(Collected data)
■ ■ ■ ■ ■

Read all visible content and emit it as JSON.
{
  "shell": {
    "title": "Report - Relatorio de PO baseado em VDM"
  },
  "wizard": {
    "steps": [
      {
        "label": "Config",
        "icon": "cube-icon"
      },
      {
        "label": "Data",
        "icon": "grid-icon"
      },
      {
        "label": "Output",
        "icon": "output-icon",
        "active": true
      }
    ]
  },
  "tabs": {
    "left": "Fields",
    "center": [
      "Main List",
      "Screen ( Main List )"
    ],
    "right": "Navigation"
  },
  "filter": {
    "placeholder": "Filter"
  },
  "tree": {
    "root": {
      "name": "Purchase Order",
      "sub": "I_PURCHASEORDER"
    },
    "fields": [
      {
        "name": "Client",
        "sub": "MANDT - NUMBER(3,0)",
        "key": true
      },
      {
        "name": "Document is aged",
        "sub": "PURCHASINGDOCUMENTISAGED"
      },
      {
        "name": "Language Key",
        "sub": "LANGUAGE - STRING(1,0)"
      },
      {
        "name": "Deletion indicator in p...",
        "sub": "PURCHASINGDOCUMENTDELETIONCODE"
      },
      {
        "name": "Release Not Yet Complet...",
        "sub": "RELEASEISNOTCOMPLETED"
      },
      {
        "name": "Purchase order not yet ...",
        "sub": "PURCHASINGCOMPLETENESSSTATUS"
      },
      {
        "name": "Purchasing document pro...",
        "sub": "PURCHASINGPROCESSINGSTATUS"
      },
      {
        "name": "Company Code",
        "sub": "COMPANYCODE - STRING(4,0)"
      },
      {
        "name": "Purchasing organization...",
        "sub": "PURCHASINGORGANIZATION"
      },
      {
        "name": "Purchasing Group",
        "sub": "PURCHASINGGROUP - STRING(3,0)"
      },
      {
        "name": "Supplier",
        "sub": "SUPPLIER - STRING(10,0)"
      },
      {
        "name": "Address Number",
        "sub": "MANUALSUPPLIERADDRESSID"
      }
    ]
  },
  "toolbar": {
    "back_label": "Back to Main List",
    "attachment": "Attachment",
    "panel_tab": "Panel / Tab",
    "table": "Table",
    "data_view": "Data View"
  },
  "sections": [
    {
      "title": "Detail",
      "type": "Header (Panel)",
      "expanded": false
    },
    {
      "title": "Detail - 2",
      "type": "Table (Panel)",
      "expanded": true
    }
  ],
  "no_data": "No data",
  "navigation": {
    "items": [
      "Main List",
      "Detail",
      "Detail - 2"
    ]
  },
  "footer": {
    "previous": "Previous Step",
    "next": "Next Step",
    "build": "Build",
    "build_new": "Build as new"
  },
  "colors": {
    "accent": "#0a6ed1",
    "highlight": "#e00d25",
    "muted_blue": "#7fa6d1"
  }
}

■ ■ ■ ■ ■

▶ _GIVEN INSTRUCTION_
Establish how many lines of the material above hold the word "icon". Nothing but the count should be returned.

▶ _COMPLETE ANSWER_
3